* BEGIN Entries supplied *

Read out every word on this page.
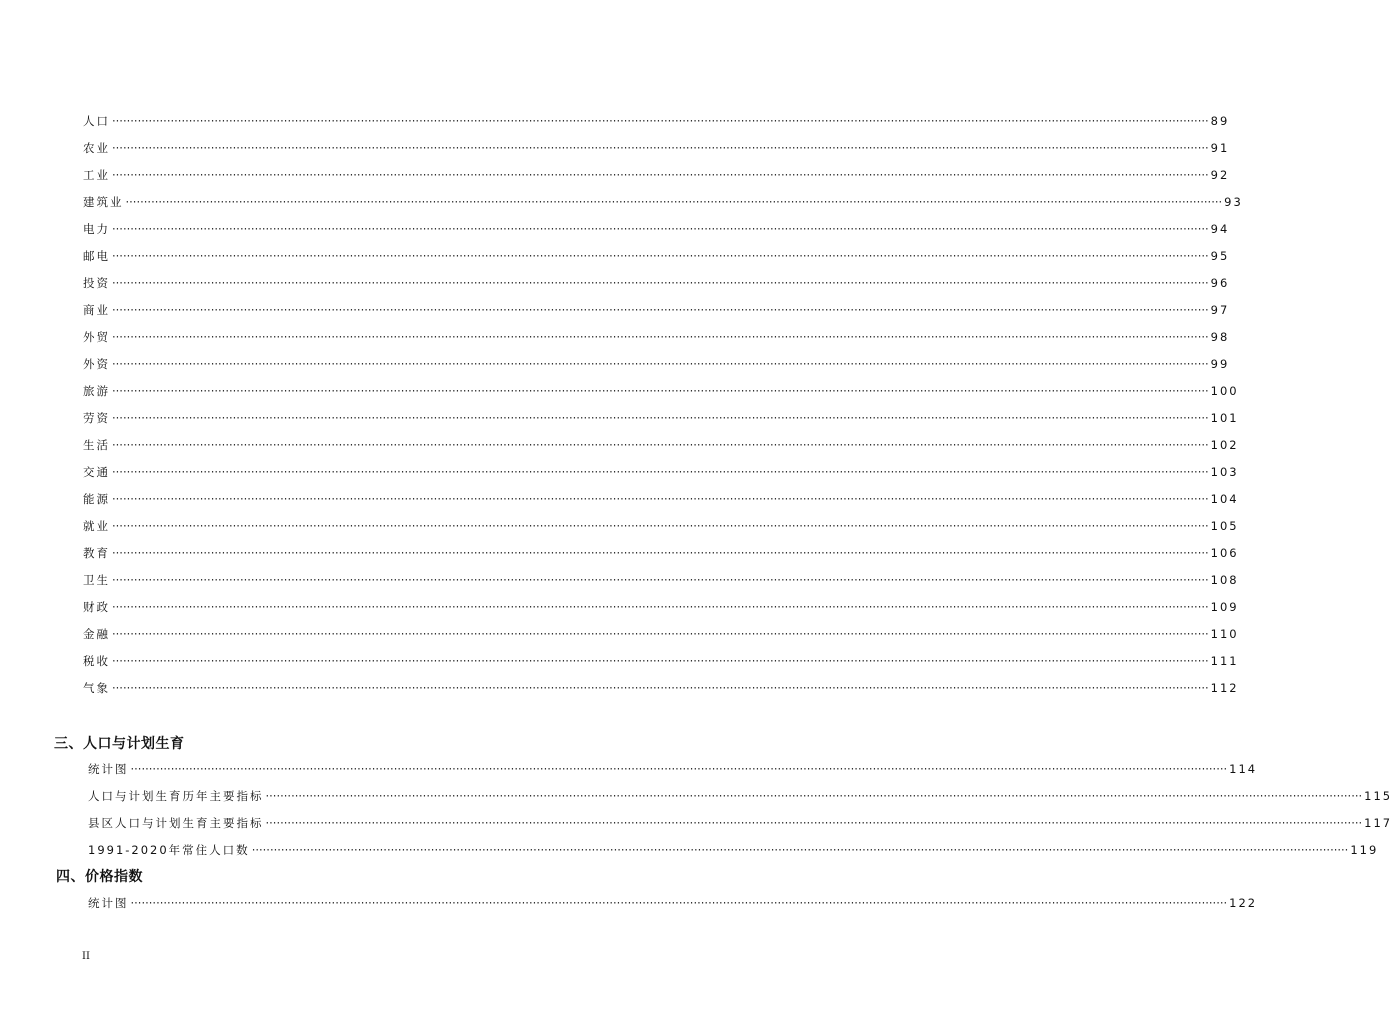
人口 ············································································································································································································································································································ 89
农业 ············································································································································································································································································································ 91
工业 ············································································································································································································································································································ 92
建筑业 ············································································································································································································································································································ 93
电力 ············································································································································································································································································································ 94
邮电 ············································································································································································································································································································ 95
投资 ············································································································································································································································································································ 96
商业 ············································································································································································································································································································ 97
外贸 ············································································································································································································································································································ 98
外资 ············································································································································································································································································································ 99
旅游 ············································································································································································································································································································ 100
劳资 ············································································································································································································································································································ 101
生活 ············································································································································································································································································································ 102
交通 ············································································································································································································································································································ 103
能源 ············································································································································································································································································································ 104
就业 ············································································································································································································································································································ 105
教育 ············································································································································································································································································································ 106
卫生 ············································································································································································································································································································ 108
财政 ············································································································································································································································································································ 109
金融 ············································································································································································································································································································ 110
税收 ············································································································································································································································································································ 111
气象 ············································································································································································································································································································ 112
三、人口与计划生育
统计图 ············································································································································································································································································································ 114
人口与计划生育历年主要指标 ············································································································································································································································································································ 115
县区人口与计划生育主要指标 ············································································································································································································································································································ 117
1991-2020年常住人口数 ············································································································································································································································································································ 119
四、价格指数
统计图 ············································································································································································································································································································ 122
II
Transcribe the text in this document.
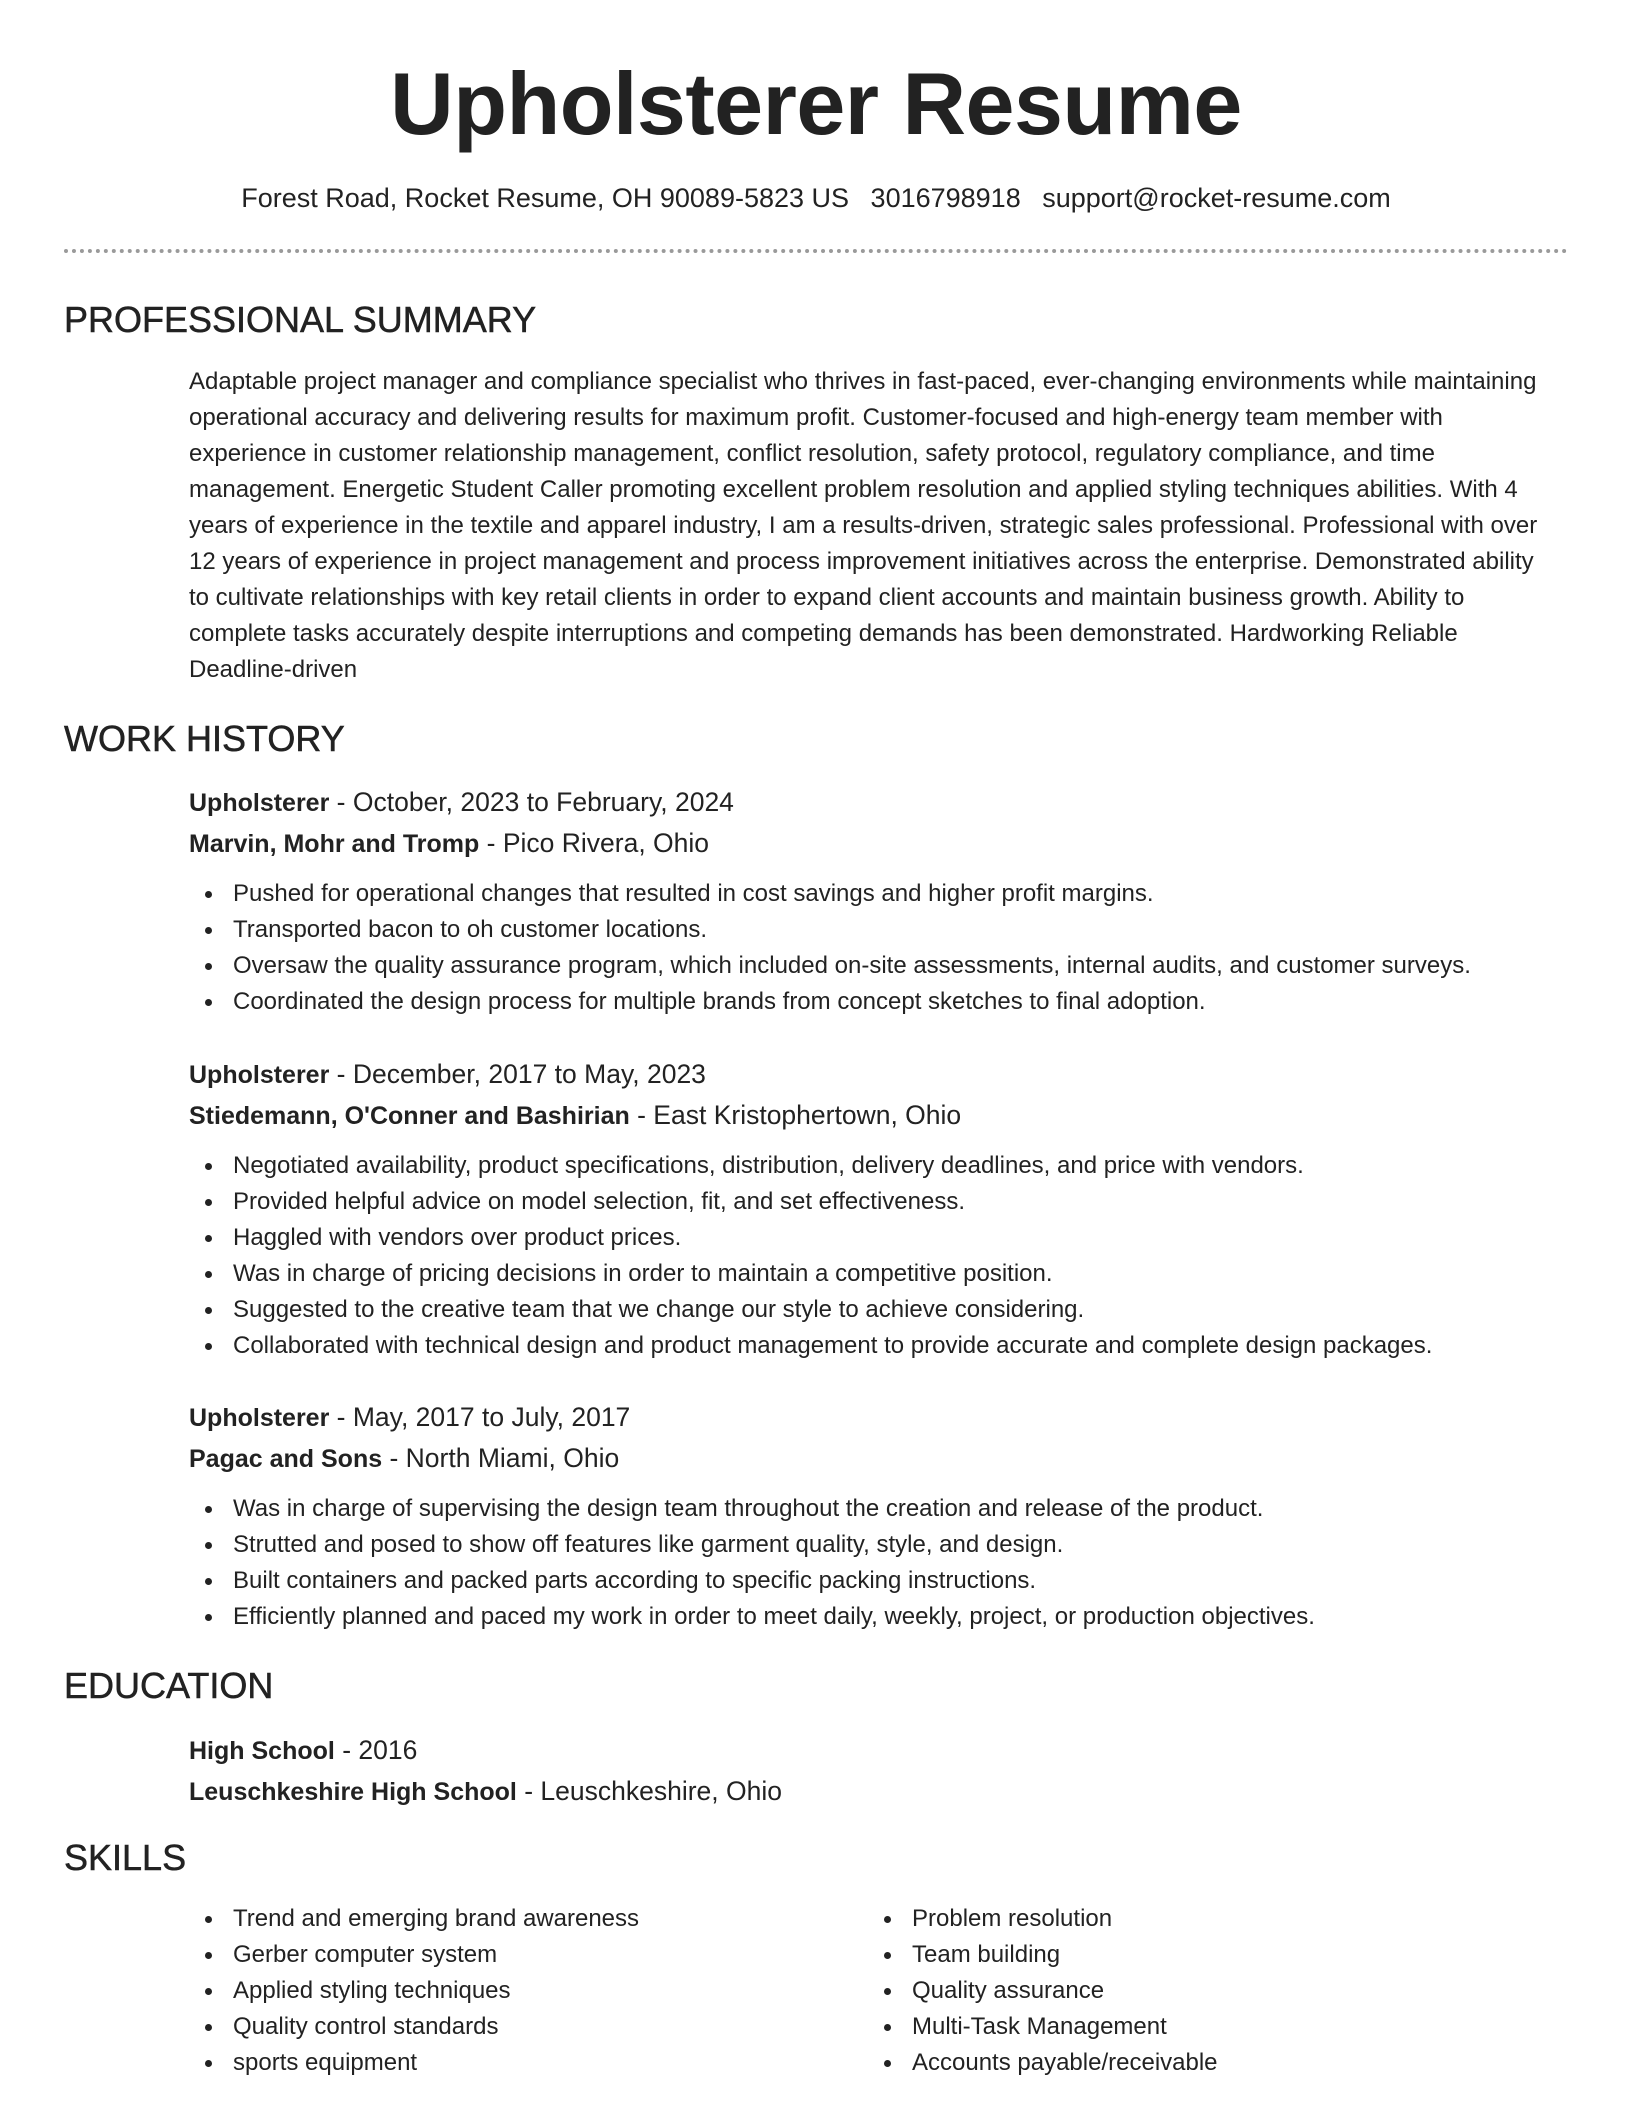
Upholsterer Resume
Forest Road, Rocket Resume, OH 90089-5823 US 3016798918 support@rocket-resume.com
PROFESSIONAL SUMMARY

Adaptable project manager and compliance specialist who thrives in fast-paced, ever-changing environments while maintaining operational accuracy and delivering results for maximum profit. Customer-focused and high-energy team member with experience in customer relationship management, conflict resolution, safety protocol, regulatory compliance, and time management. Energetic Student Caller promoting excellent problem resolution and applied styling techniques abilities. With 4 years of experience in the textile and apparel industry, I am a results-driven, strategic sales professional. Professional with over 12 years of experience in project management and process improvement initiatives across the enterprise. Demonstrated ability to cultivate relationships with key retail clients in order to expand client accounts and maintain business growth. Ability to complete tasks accurately despite interruptions and competing demands has been demonstrated. Hardworking Reliable Deadline-driven

WORK HISTORY
Upholsterer - October, 2023 to February, 2024
Marvin, Mohr and Tromp - Pico Rivera, Ohio
Pushed for operational changes that resulted in cost savings and higher profit margins.
Transported bacon to oh customer locations.
Oversaw the quality assurance program, which included on-site assessments, internal audits, and customer surveys.
Coordinated the design process for multiple brands from concept sketches to final adoption.
Upholsterer - December, 2017 to May, 2023
Stiedemann, O'Conner and Bashirian - East Kristophertown, Ohio
Negotiated availability, product specifications, distribution, delivery deadlines, and price with vendors.
Provided helpful advice on model selection, fit, and set effectiveness.
Haggled with vendors over product prices.
Was in charge of pricing decisions in order to maintain a competitive position.
Suggested to the creative team that we change our style to achieve considering.
Collaborated with technical design and product management to provide accurate and complete design packages.
Upholsterer - May, 2017 to July, 2017
Pagac and Sons - North Miami, Ohio
Was in charge of supervising the design team throughout the creation and release of the product.
Strutted and posed to show off features like garment quality, style, and design.
Built containers and packed parts according to specific packing instructions.
Efficiently planned and paced my work in order to meet daily, weekly, project, or production objectives.
EDUCATION
High School - 2016
Leuschkeshire High School - Leuschkeshire, Ohio
SKILLS
Trend and emerging brand awareness
Gerber computer system
Applied styling techniques
Quality control standards
sports equipment
Problem resolution
Team building
Quality assurance
Multi-Task Management
Accounts payable/receivable
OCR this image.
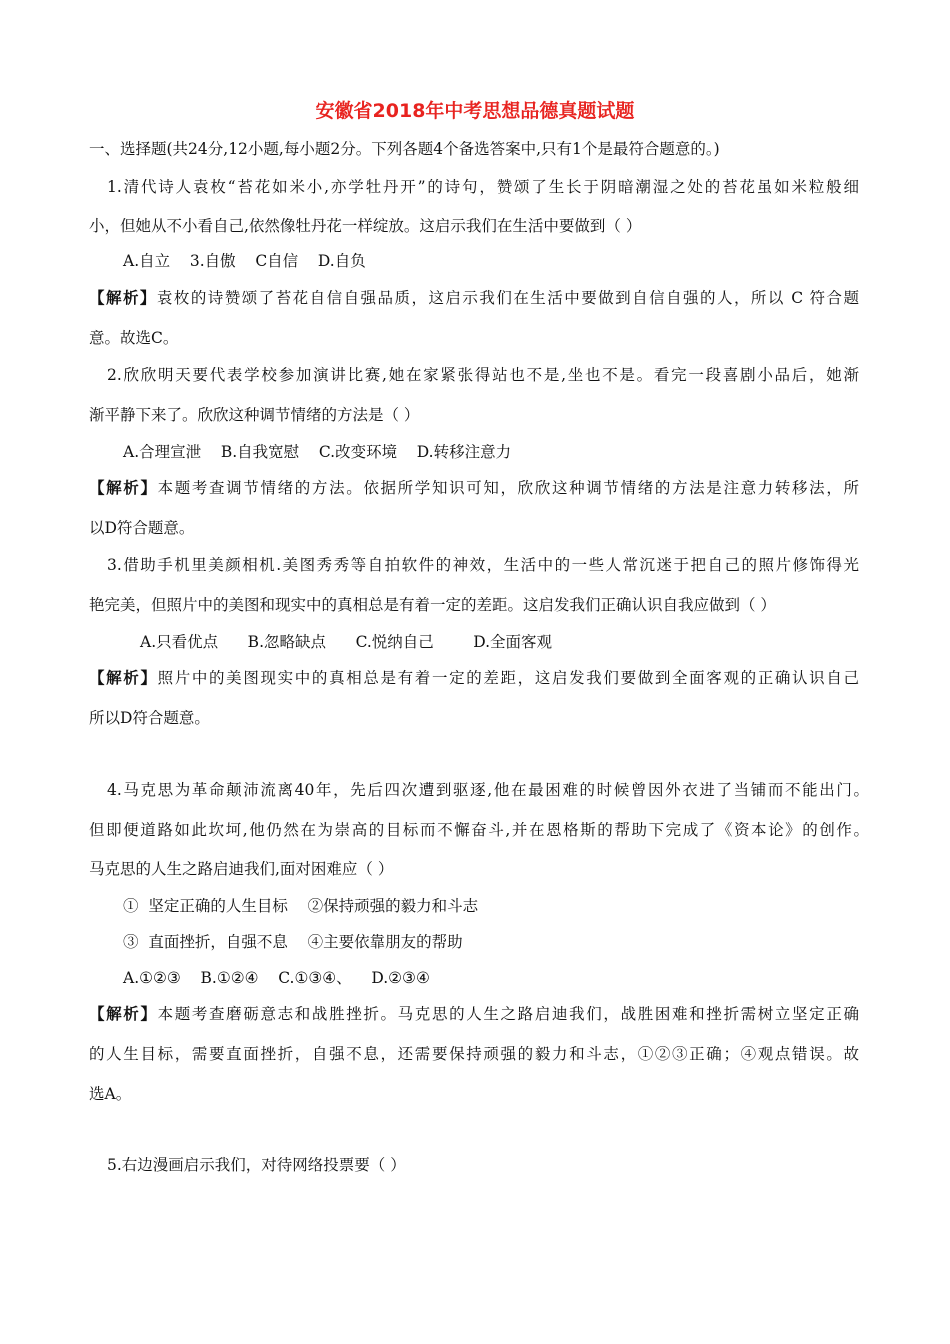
安徽省2018年中考思想品德真题试题
一、选择题(共24分,12小题,每小题2分。下列各题4个备选答案中,只有1个是最符合题意的。)
1.清代诗人袁枚“苔花如米小,亦学牡丹开”的诗句，赞颂了生长于阴暗潮湿之处的苔花虽如米粒般细
小，但她从不小看自己,依然像牡丹花一样绽放。这启示我们在生活中要做到（ ）
A.自立    3.自傲    C自信    D.自负
【解析】袁枚的诗赞颂了苔花自信自强品质，这启示我们在生活中要做到自信自强的人，所以 C 符合题
意。故选C。
2.欣欣明天要代表学校参加演讲比赛,她在家紧张得站也不是,坐也不是。看完一段喜剧小品后，她渐
渐平静下来了。欣欣这种调节情绪的方法是（ ）
A.合理宣泄    B.自我宽慰    C.改变环境    D.转移注意力
【解析】本题考查调节情绪的方法。依据所学知识可知，欣欣这种调节情绪的方法是注意力转移法，所
以D符合题意。
3.借助手机里美颜相机.美图秀秀等自拍软件的神效，生活中的一些人常沉迷于把自己的照片修饰得光
艳完美，但照片中的美图和现实中的真相总是有着一定的差距。这启发我们正确认识自我应做到（ ）
A.只看优点      B.忽略缺点      C.悦纳自己        D.全面客观
【解析】照片中的美图现实中的真相总是有着一定的差距，这启发我们要做到全面客观的正确认识自己
所以D符合题意。
4.马克思为革命颠沛流离40年，先后四次遭到驱逐,他在最困难的时候曾因外衣进了当铺而不能出门。
但即便道路如此坎坷,他仍然在为崇高的目标而不懈奋斗,并在恩格斯的帮助下完成了《资本论》的创作。
马克思的人生之路启迪我们,面对困难应（ ）
①  坚定正确的人生目标    ②保持顽强的毅力和斗志
③  直面挫折，自强不息    ④主要依靠朋友的帮助
A.①②③    B.①②④    C.①③④、    D.②③④
【解析】本题考查磨砺意志和战胜挫折。马克思的人生之路启迪我们，战胜困难和挫折需树立坚定正确
的人生目标，需要直面挫折，自强不息，还需要保持顽强的毅力和斗志，①②③正确；④观点错误。故
选A。
5.右边漫画启示我们，对待网络投票要（ ）
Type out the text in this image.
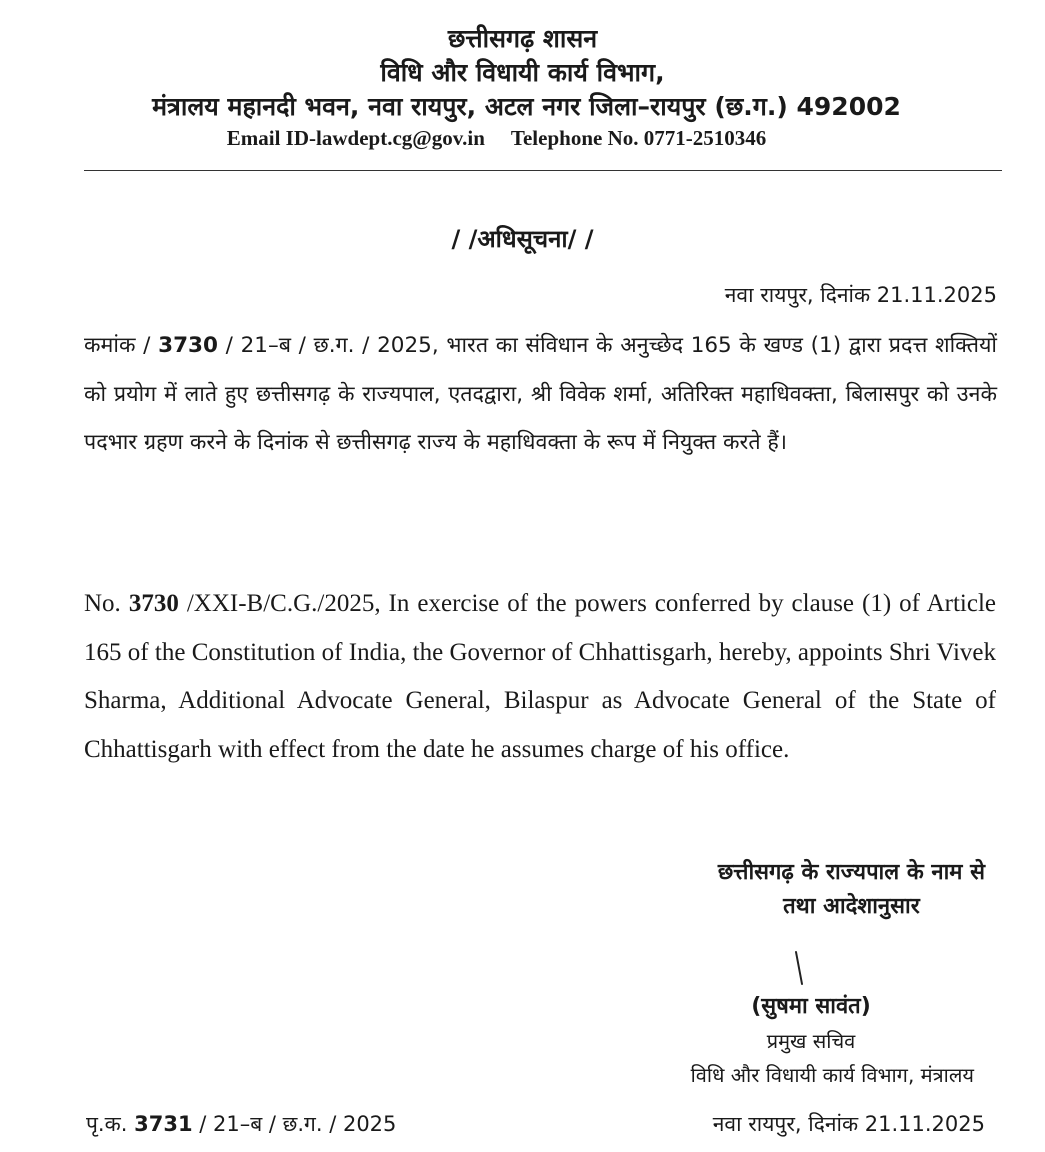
छत्तीसगढ़ शासन
विधि और विधायी कार्य विभाग,
मंत्रालय महानदी भवन, नवा रायपुर, अटल नगर जिला–रायपुर (छ.ग.) 492002
Email ID-lawdept.cg@gov.in Telephone No. 0771-2510346
/ /अधिसूचना/ /
नवा रायपुर, दिनांक 21.11.2025
कमांक / 3730 / 21–ब / छ.ग. / 2025, भारत का संविधान के अनुच्छेद 165 के खण्ड (1) द्वारा प्रदत्त शक्तियों को प्रयोग में लाते हुए छत्तीसगढ़ के राज्यपाल, एतदद्वारा, श्री विवेक शर्मा, अतिरिक्त महाधिवक्ता, बिलासपुर को उनके पदभार ग्रहण करने के दिनांक से छत्तीसगढ़ राज्य के महाधिवक्ता के रूप में नियुक्त करते हैं।
No. 3730 /XXI-B/C.G./2025, In exercise of the powers conferred by clause (1) of Article 165 of the Constitution of India, the Governor of Chhattisgarh, hereby, appoints Shri Vivek Sharma, Additional Advocate General, Bilaspur as Advocate General of the State of Chhattisgarh with effect from the date he assumes charge of his office.
छत्तीसगढ़ के राज्यपाल के नाम से
तथा आदेशानुसार
(सुषमा सावंत)
प्रमुख सचिव
विधि और विधायी कार्य विभाग, मंत्रालय
पृ.क. 3731 / 21–ब / छ.ग. / 2025	नवा रायपुर, दिनांक 21.11.2025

* END Entries supplied *

Every line from the one containing "Type out the text in this image." through the last line of the data is to be retyped exactly, with nothing added and no pictures included.

> Exercise result
Type out the text in this image.
छत्तीसगढ़ शासन
विधि और विधायी कार्य विभाग,
मंत्रालय महानदी भवन, नवा रायपुर, अटल नगर जिला–रायपुर (छ.ग.) 492002
Email ID-lawdept.cg@gov.in Telephone No. 0771-2510346
/ /अधिसूचना/ /
नवा रायपुर, दिनांक 21.11.2025
कमांक / 3730 / 21–ब / छ.ग. / 2025, भारत का संविधान के अनुच्छेद 165 के खण्ड (1) द्वारा प्रदत्त शक्तियों को प्रयोग में लाते हुए छत्तीसगढ़ के राज्यपाल, एतदद्वारा, श्री विवेक शर्मा, अतिरिक्त महाधिवक्ता, बिलासपुर को उनके पदभार ग्रहण करने के दिनांक से छत्तीसगढ़ राज्य के महाधिवक्ता के रूप में नियुक्त करते हैं।
No. 3730 /XXI-B/C.G./2025, In exercise of the powers conferred by clause (1) of Article 165 of the Constitution of India, the Governor of Chhattisgarh, hereby, appoints Shri Vivek Sharma, Additional Advocate General, Bilaspur as Advocate General of the State of Chhattisgarh with effect from the date he assumes charge of his office.
छत्तीसगढ़ के राज्यपाल के नाम से
तथा आदेशानुसार
(सुषमा सावंत)
प्रमुख सचिव
विधि और विधायी कार्य विभाग, मंत्रालय
पृ.क. 3731 / 21–ब / छ.ग. / 2025	नवा रायपुर, दिनांक 21.11.2025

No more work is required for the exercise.